* **Exercise description**: Copy all the entries below exactly, but not the pictures.

* **Raw records**:

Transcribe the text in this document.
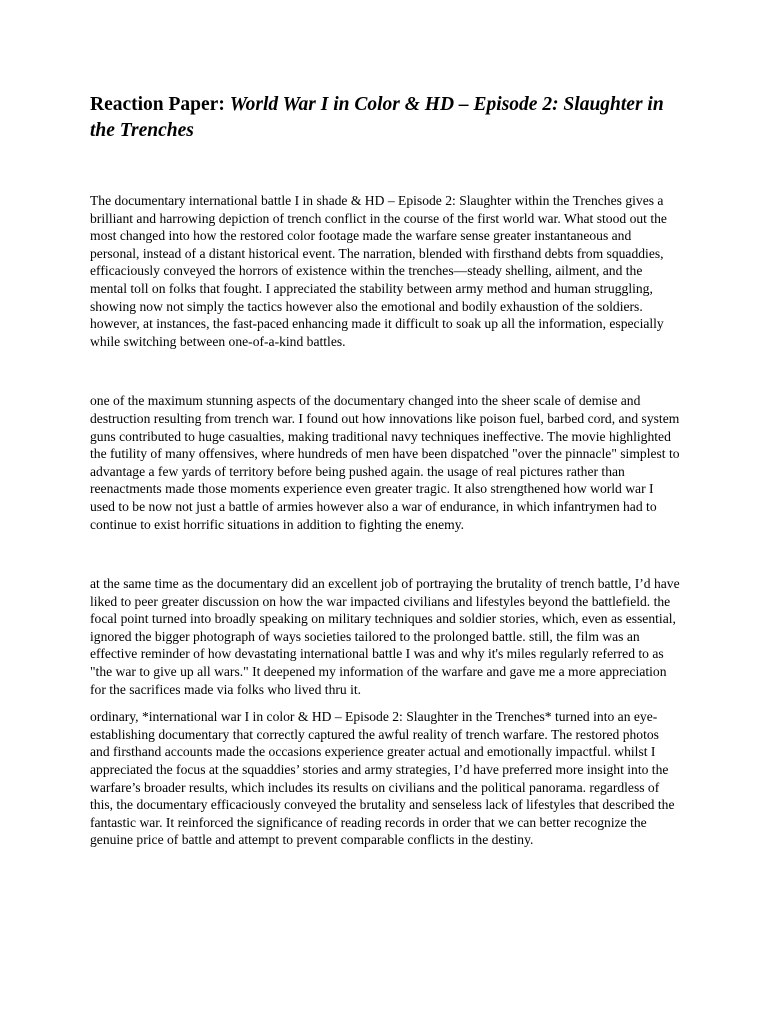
Reaction Paper: World War I in Color & HD – Episode 2: Slaughter in the Trenches

The documentary international battle I in shade & HD – Episode 2: Slaughter within the Trenches gives a brilliant and harrowing depiction of trench conflict in the course of the first world war. What stood out the most changed into how the restored color footage made the warfare sense greater instantaneous and personal, instead of a distant historical event. The narration, blended with firsthand debts from squaddies, efficaciously conveyed the horrors of existence within the trenches—steady shelling, ailment, and the mental toll on folks that fought. I appreciated the stability between army method and human struggling, showing now not simply the tactics however also the emotional and bodily exhaustion of the soldiers. however, at instances, the fast-paced enhancing made it difficult to soak up all the information, especially while switching between one-of-a-kind battles.

one of the maximum stunning aspects of the documentary changed into the sheer scale of demise and destruction resulting from trench war. I found out how innovations like poison fuel, barbed cord, and system guns contributed to huge casualties, making traditional navy techniques ineffective. The movie highlighted the futility of many offensives, where hundreds of men have been dispatched "over the pinnacle" simplest to advantage a few yards of territory before being pushed again. the usage of real pictures rather than reenactments made those moments experience even greater tragic. It also strengthened how world war I used to be now not just a battle of armies however also a war of endurance, in which infantrymen had to continue to exist horrific situations in addition to fighting the enemy.

at the same time as the documentary did an excellent job of portraying the brutality of trench battle, I’d have liked to peer greater discussion on how the war impacted civilians and lifestyles beyond the battlefield. the focal point turned into broadly speaking on military techniques and soldier stories, which, even as essential, ignored the bigger photograph of ways societies tailored to the prolonged battle. still, the film was an effective reminder of how devastating international battle I was and why it's miles regularly referred to as "the war to give up all wars." It deepened my information of the warfare and gave me a more appreciation for the sacrifices made via folks who lived thru it.

ordinary, *international war I in color & HD – Episode 2: Slaughter in the Trenches* turned into an eye-establishing documentary that correctly captured the awful reality of trench warfare. The restored photos and firsthand accounts made the occasions experience greater actual and emotionally impactful. whilst I appreciated the focus at the squaddies’ stories and army strategies, I’d have preferred more insight into the warfare’s broader results, which includes its results on civilians and the political panorama. regardless of this, the documentary efficaciously conveyed the brutality and senseless lack of lifestyles that described the fantastic war. It reinforced the significance of reading records in order that we can better recognize the genuine price of battle and attempt to prevent comparable conflicts in the destiny.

* **Answer to the problem**:
Transcribe the text in this document.
Reaction Paper: World War I in Color & HD – Episode 2: Slaughter in the Trenches

The documentary international battle I in shade & HD – Episode 2: Slaughter within the Trenches gives a brilliant and harrowing depiction of trench conflict in the course of the first world war. What stood out the most changed into how the restored color footage made the warfare sense greater instantaneous and personal, instead of a distant historical event. The narration, blended with firsthand debts from squaddies, efficaciously conveyed the horrors of existence within the trenches—steady shelling, ailment, and the mental toll on folks that fought. I appreciated the stability between army method and human struggling, showing now not simply the tactics however also the emotional and bodily exhaustion of the soldiers. however, at instances, the fast-paced enhancing made it difficult to soak up all the information, especially while switching between one-of-a-kind battles.

one of the maximum stunning aspects of the documentary changed into the sheer scale of demise and destruction resulting from trench war. I found out how innovations like poison fuel, barbed cord, and system guns contributed to huge casualties, making traditional navy techniques ineffective. The movie highlighted the futility of many offensives, where hundreds of men have been dispatched "over the pinnacle" simplest to advantage a few yards of territory before being pushed again. the usage of real pictures rather than reenactments made those moments experience even greater tragic. It also strengthened how world war I used to be now not just a battle of armies however also a war of endurance, in which infantrymen had to continue to exist horrific situations in addition to fighting the enemy.

at the same time as the documentary did an excellent job of portraying the brutality of trench battle, I’d have liked to peer greater discussion on how the war impacted civilians and lifestyles beyond the battlefield. the focal point turned into broadly speaking on military techniques and soldier stories, which, even as essential, ignored the bigger photograph of ways societies tailored to the prolonged battle. still, the film was an effective reminder of how devastating international battle I was and why it's miles regularly referred to as "the war to give up all wars." It deepened my information of the warfare and gave me a more appreciation for the sacrifices made via folks who lived thru it.

ordinary, *international war I in color & HD – Episode 2: Slaughter in the Trenches* turned into an eye-establishing documentary that correctly captured the awful reality of trench warfare. The restored photos and firsthand accounts made the occasions experience greater actual and emotionally impactful. whilst I appreciated the focus at the squaddies’ stories and army strategies, I’d have preferred more insight into the warfare’s broader results, which includes its results on civilians and the political panorama. regardless of this, the documentary efficaciously conveyed the brutality and senseless lack of lifestyles that described the fantastic war. It reinforced the significance of reading records in order that we can better recognize the genuine price of battle and attempt to prevent comparable conflicts in the destiny.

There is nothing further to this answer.